— Start —

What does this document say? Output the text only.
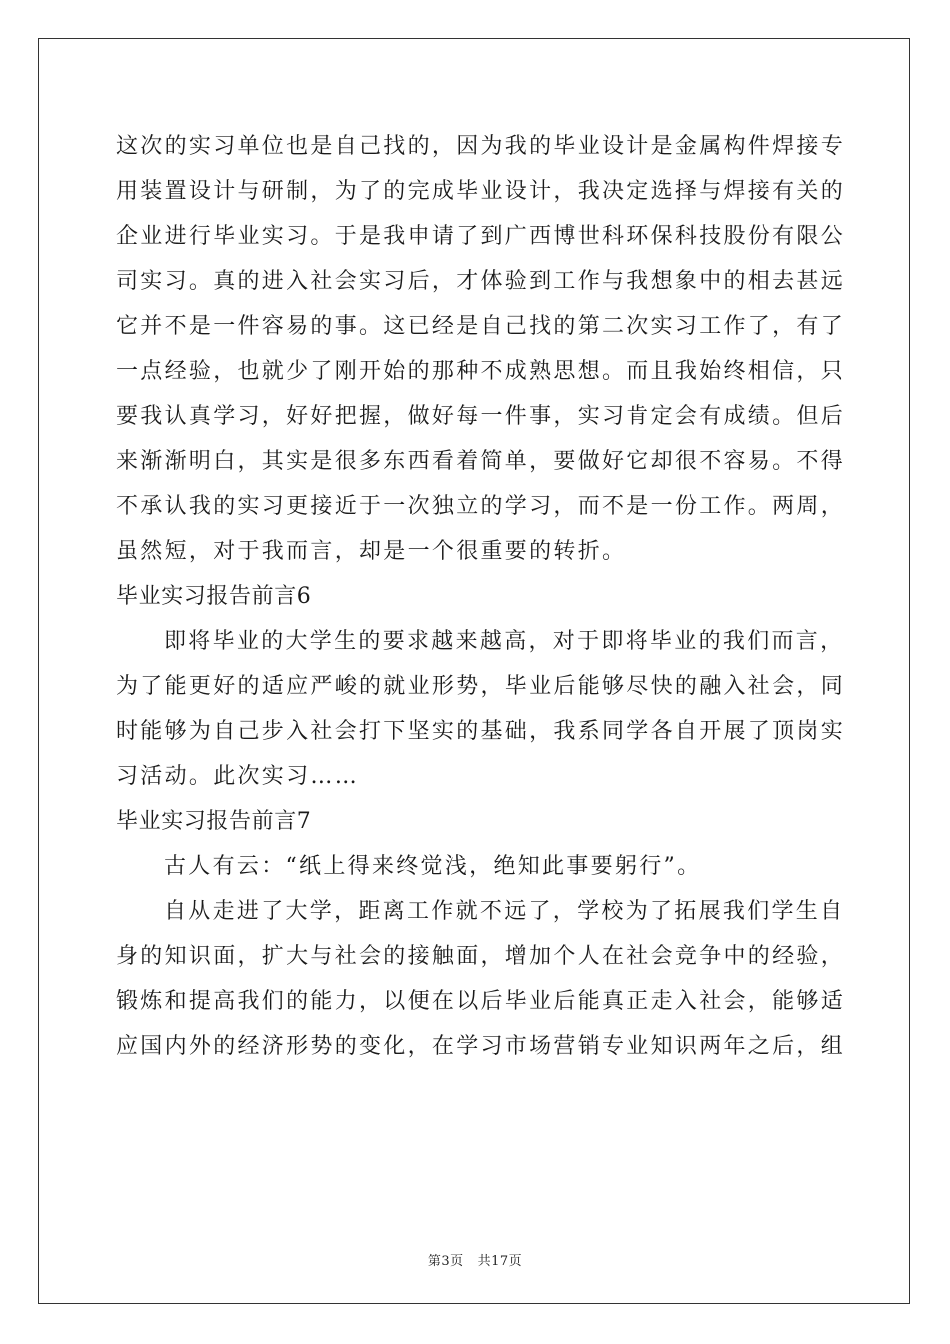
这次的实习单位也是自己找的，因为我的毕业设计是金属构件焊接专
用装置设计与研制，为了的完成毕业设计，我决定选择与焊接有关的
企业进行毕业实习。于是我申请了到广西博世科环保科技股份有限公
司实习。真的进入社会实习后，才体验到工作与我想象中的相去甚远
它并不是一件容易的事。这已经是自己找的第二次实习工作了，有了
一点经验，也就少了刚开始的那种不成熟思想。而且我始终相信，只
要我认真学习，好好把握，做好每一件事，实习肯定会有成绩。但后
来渐渐明白，其实是很多东西看着简单，要做好它却很不容易。不得
不承认我的实习更接近于一次独立的学习，而不是一份工作。两周，
虽然短，对于我而言，却是一个很重要的转折。
毕业实习报告前言6
即将毕业的大学生的要求越来越高，对于即将毕业的我们而言，
为了能更好的适应严峻的就业形势，毕业后能够尽快的融入社会，同
时能够为自己步入社会打下坚实的基础，我系同学各自开展了顶岗实
习活动。此次实习……
毕业实习报告前言7
古人有云：“纸上得来终觉浅，绝知此事要躬行”。
自从走进了大学，距离工作就不远了，学校为了拓展我们学生自
身的知识面，扩大与社会的接触面，增加个人在社会竞争中的经验，
锻炼和提高我们的能力，以便在以后毕业后能真正走入社会，能够适
应国内外的经济形势的变化，在学习市场营销专业知识两年之后，组
第3页 共17页
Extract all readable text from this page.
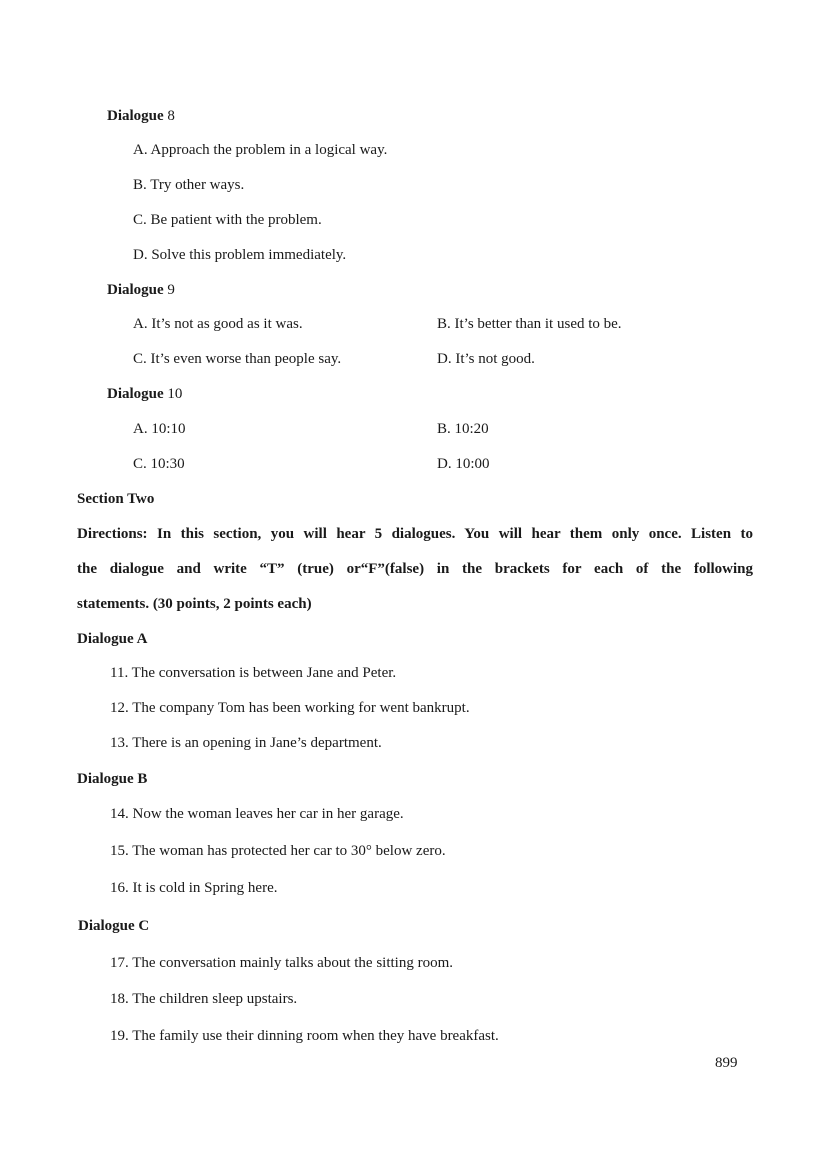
Dialogue 8
A. Approach the problem in a logical way.
B. Try other ways.
C. Be patient with the problem.
D. Solve this problem immediately.
Dialogue 9
A. It’s not as good as it was.	B. It’s better than it used to be.
C. It’s even worse than people say.	D. It’s not good.
Dialogue 10
A. 10:10	B. 10:20
C. 10:30	D. 10:00
Section Two
Directions: In this section, you will hear 5 dialogues. You will hear them only once. Listen to
the dialogue and write “T” (true) or“F”(false) in the brackets for each of the following
statements. (30 points, 2 points each)
Dialogue A
11. The conversation is between Jane and Peter.
12. The company Tom has been working for went bankrupt.
13. There is an opening in Jane’s department.
Dialogue B
14. Now the woman leaves her car in her garage.
15. The woman has protected her car to 30° below zero.
16. It is cold in Spring here.
Dialogue C
17. The conversation mainly talks about the sitting room.
18. The children sleep upstairs.
19. The family use their dinning room when they have breakfast.
899
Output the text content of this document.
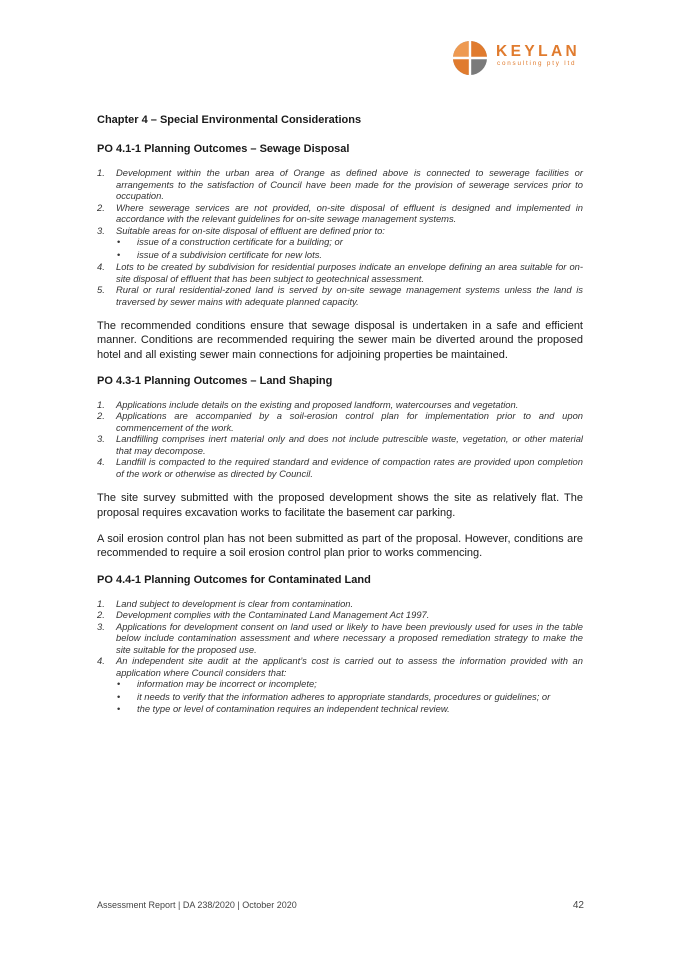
KEYLAN
consulting pty ltd
Chapter 4 – Special Environmental Considerations
PO 4.1-1 Planning Outcomes – Sewage Disposal
1. Development within the urban area of Orange as defined above is connected to sewerage facilities or arrangements to the satisfaction of Council have been made for the provision of sewerage services prior to occupation.
2. Where sewerage services are not provided, on-site disposal of effluent is designed and implemented in accordance with the relevant guidelines for on-site sewage management systems.
3. Suitable areas for on-site disposal of effluent are defined prior to:
• issue of a construction certificate for a building; or
• issue of a subdivision certificate for new lots.
4. Lots to be created by subdivision for residential purposes indicate an envelope defining an area suitable for on-site disposal of effluent that has been subject to geotechnical assessment.
5. Rural or rural residential-zoned land is served by on-site sewage management systems unless the land is traversed by sewer mains with adequate planned capacity.

The recommended conditions ensure that sewage disposal is undertaken in a safe and efficient manner. Conditions are recommended requiring the sewer main be diverted around the proposed hotel and all existing sewer main connections for adjoining properties be maintained.

PO 4.3-1 Planning Outcomes – Land Shaping
1. Applications include details on the existing and proposed landform, watercourses and vegetation.
2. Applications are accompanied by a soil-erosion control plan for implementation prior to and upon commencement of the work.
3. Landfilling comprises inert material only and does not include putrescible waste, vegetation, or other material that may decompose.
4. Landfill is compacted to the required standard and evidence of compaction rates are provided upon completion of the work or otherwise as directed by Council.

The site survey submitted with the proposed development shows the site as relatively flat. The proposal requires excavation works to facilitate the basement car parking.

A soil erosion control plan has not been submitted as part of the proposal. However, conditions are recommended to require a soil erosion control plan prior to works commencing.

PO 4.4-1 Planning Outcomes for Contaminated Land
1. Land subject to development is clear from contamination.
2. Development complies with the Contaminated Land Management Act 1997.
3. Applications for development consent on land used or likely to have been previously used for uses in the table below include contamination assessment and where necessary a proposed remediation strategy to make the site suitable for the proposed use.
4. An independent site audit at the applicant’s cost is carried out to assess the information provided with an application where Council considers that:
• information may be incorrect or incomplete;
• it needs to verify that the information adheres to appropriate standards, procedures or guidelines; or
• the type or level of contamination requires an independent technical review.
Assessment Report | DA 238/2020 | October 2020	42
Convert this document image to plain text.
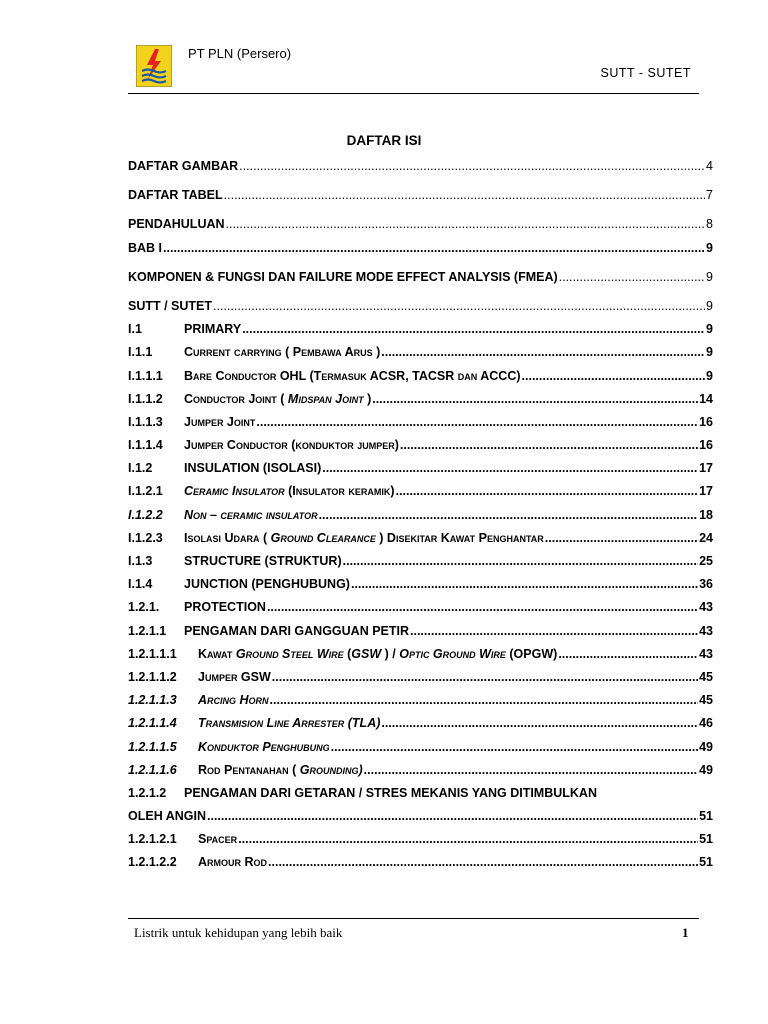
PT PLN (Persero)
SUTT - SUTET
DAFTAR ISI
DAFTAR GAMBAR .....	4
DAFTAR TABEL .....	7
PENDAHULUAN .....	8
BAB I .....	9
KOMPONEN & FUNGSI DAN FAILURE MODE EFFECT ANALYSIS (FMEA) .....	9
SUTT / SUTET .....	9
I.1	PRIMARY .....	9
I.1.1	Current carrying ( Pembawa Arus ) .....	9
I.1.1.1	Bare Conductor OHL (Termasuk ACSR, TACSR dan ACCC) .....	9
I.1.1.2	Conductor Joint ( Midspan Joint ) .....	14
I.1.1.3	Jumper Joint .....	16
I.1.1.4	Jumper Conductor (konduktor jumper) .....	16
I.1.2	INSULATION (ISOLASI) .....	17
I.1.2.1	Ceramic Insulator (Insulator keramik) .....	17
I.1.2.2	Non – ceramic insulator .....	18
I.1.2.3	Isolasi Udara ( Ground Clearance ) Disekitar Kawat Penghantar .....	24
I.1.3	STRUCTURE (STRUKTUR) .....	25
I.1.4	JUNCTION (PENGHUBUNG) .....	36
1.2.1.	PROTECTION .....	43
1.2.1.1	PENGAMAN DARI GANGGUAN PETIR .....	43
1.2.1.1.1	Kawat Ground Steel Wire (GSW ) / Optic Ground Wire (OPGW) .....	43
1.2.1.1.2	Jumper GSW .....	45
1.2.1.1.3	Arcing Horn .....	45
1.2.1.1.4	Transmision Line Arrester (TLA) .....	46
1.2.1.1.5	Konduktor Penghubung .....	49
1.2.1.1.6	Rod Pentanahan ( Grounding) .....	49
1.2.1.2	PENGAMAN DARI GETARAN / STRES MEKANIS YANG DITIMBULKAN
OLEH ANGIN .....	51
1.2.1.2.1	Spacer .....	51
1.2.1.2.2	Armour Rod .....	51
Listrik untuk kehidupan yang lebih baik	1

— End —

Set exercise -
Your copy should hold every record word for word and none of the pictures.

Task response -
What does this document say? Output the text only.
这次的实习单位也是自己找的，因为我的毕业设计是金属构件焊接专
用装置设计与研制，为了的完成毕业设计，我决定选择与焊接有关的
企业进行毕业实习。于是我申请了到广西博世科环保科技股份有限公
司实习。真的进入社会实习后，才体验到工作与我想象中的相去甚远
它并不是一件容易的事。这已经是自己找的第二次实习工作了，有了
一点经验，也就少了刚开始的那种不成熟思想。而且我始终相信，只
要我认真学习，好好把握，做好每一件事，实习肯定会有成绩。但后
来渐渐明白，其实是很多东西看着简单，要做好它却很不容易。不得
不承认我的实习更接近于一次独立的学习，而不是一份工作。两周，
虽然短，对于我而言，却是一个很重要的转折。
毕业实习报告前言6
即将毕业的大学生的要求越来越高，对于即将毕业的我们而言，
为了能更好的适应严峻的就业形势，毕业后能够尽快的融入社会，同
时能够为自己步入社会打下坚实的基础，我系同学各自开展了顶岗实
习活动。此次实习……
毕业实习报告前言7
古人有云：“纸上得来终觉浅，绝知此事要躬行”。
自从走进了大学，距离工作就不远了，学校为了拓展我们学生自
身的知识面，扩大与社会的接触面，增加个人在社会竞争中的经验，
锻炼和提高我们的能力，以便在以后毕业后能真正走入社会，能够适
应国内外的经济形势的变化，在学习市场营销专业知识两年之后，组
第3页 共17页
Extract all readable text from this page.
Dialogue 8
A. Approach the problem in a logical way.
B. Try other ways.
C. Be patient with the problem.
D. Solve this problem immediately.
Dialogue 9
A. It’s not as good as it was.	B. It’s better than it used to be.
C. It’s even worse than people say.	D. It’s not good.
Dialogue 10
A. 10:10	B. 10:20
C. 10:30	D. 10:00
Section Two
Directions: In this section, you will hear 5 dialogues. You will hear them only once. Listen to
the dialogue and write “T” (true) or“F”(false) in the brackets for each of the following
statements. (30 points, 2 points each)
Dialogue A
11. The conversation is between Jane and Peter.
12. The company Tom has been working for went bankrupt.
13. There is an opening in Jane’s department.
Dialogue B
14. Now the woman leaves her car in her garage.
15. The woman has protected her car to 30° below zero.
16. It is cold in Spring here.
Dialogue C
17. The conversation mainly talks about the sitting room.
18. The children sleep upstairs.
19. The family use their dinning room when they have breakfast.
899
Output the text content of this document.
KEYLAN
consulting pty ltd
Chapter 4 – Special Environmental Considerations
PO 4.1-1 Planning Outcomes – Sewage Disposal
1. Development within the urban area of Orange as defined above is connected to sewerage facilities or arrangements to the satisfaction of Council have been made for the provision of sewerage services prior to occupation.
2. Where sewerage services are not provided, on-site disposal of effluent is designed and implemented in accordance with the relevant guidelines for on-site sewage management systems.
3. Suitable areas for on-site disposal of effluent are defined prior to:
• issue of a construction certificate for a building; or
• issue of a subdivision certificate for new lots.
4. Lots to be created by subdivision for residential purposes indicate an envelope defining an area suitable for on-site disposal of effluent that has been subject to geotechnical assessment.
5. Rural or rural residential-zoned land is served by on-site sewage management systems unless the land is traversed by sewer mains with adequate planned capacity.

The recommended conditions ensure that sewage disposal is undertaken in a safe and efficient manner. Conditions are recommended requiring the sewer main be diverted around the proposed hotel and all existing sewer main connections for adjoining properties be maintained.

PO 4.3-1 Planning Outcomes – Land Shaping
1. Applications include details on the existing and proposed landform, watercourses and vegetation.
2. Applications are accompanied by a soil-erosion control plan for implementation prior to and upon commencement of the work.
3. Landfilling comprises inert material only and does not include putrescible waste, vegetation, or other material that may decompose.
4. Landfill is compacted to the required standard and evidence of compaction rates are provided upon completion of the work or otherwise as directed by Council.

The site survey submitted with the proposed development shows the site as relatively flat. The proposal requires excavation works to facilitate the basement car parking.

A soil erosion control plan has not been submitted as part of the proposal. However, conditions are recommended to require a soil erosion control plan prior to works commencing.

PO 4.4-1 Planning Outcomes for Contaminated Land
1. Land subject to development is clear from contamination.
2. Development complies with the Contaminated Land Management Act 1997.
3. Applications for development consent on land used or likely to have been previously used for uses in the table below include contamination assessment and where necessary a proposed remediation strategy to make the site suitable for the proposed use.
4. An independent site audit at the applicant’s cost is carried out to assess the information provided with an application where Council considers that:
• information may be incorrect or incomplete;
• it needs to verify that the information adheres to appropriate standards, procedures or guidelines; or
• the type or level of contamination requires an independent technical review.
Assessment Report | DA 238/2020 | October 2020	42
Convert this document image to plain text.
PT PLN (Persero)
SUTT - SUTET
DAFTAR ISI
DAFTAR GAMBAR .....	4
DAFTAR TABEL .....	7
PENDAHULUAN .....	8
BAB I .....	9
KOMPONEN & FUNGSI DAN FAILURE MODE EFFECT ANALYSIS (FMEA) .....	9
SUTT / SUTET .....	9
I.1	PRIMARY .....	9
I.1.1	Current carrying ( Pembawa Arus ) .....	9
I.1.1.1	Bare Conductor OHL (Termasuk ACSR, TACSR dan ACCC) .....	9
I.1.1.2	Conductor Joint ( Midspan Joint ) .....	14
I.1.1.3	Jumper Joint .....	16
I.1.1.4	Jumper Conductor (konduktor jumper) .....	16
I.1.2	INSULATION (ISOLASI) .....	17
I.1.2.1	Ceramic Insulator (Insulator keramik) .....	17
I.1.2.2	Non – ceramic insulator .....	18
I.1.2.3	Isolasi Udara ( Ground Clearance ) Disekitar Kawat Penghantar .....	24
I.1.3	STRUCTURE (STRUKTUR) .....	25
I.1.4	JUNCTION (PENGHUBUNG) .....	36
1.2.1.	PROTECTION .....	43
1.2.1.1	PENGAMAN DARI GANGGUAN PETIR .....	43
1.2.1.1.1	Kawat Ground Steel Wire (GSW ) / Optic Ground Wire (OPGW) .....	43
1.2.1.1.2	Jumper GSW .....	45
1.2.1.1.3	Arcing Horn .....	45
1.2.1.1.4	Transmision Line Arrester (TLA) .....	46
1.2.1.1.5	Konduktor Penghubung .....	49
1.2.1.1.6	Rod Pentanahan ( Grounding) .....	49
1.2.1.2	PENGAMAN DARI GETARAN / STRES MEKANIS YANG DITIMBULKAN
OLEH ANGIN .....	51
1.2.1.2.1	Spacer .....	51
1.2.1.2.2	Armour Rod .....	51
Listrik untuk kehidupan yang lebih baik	1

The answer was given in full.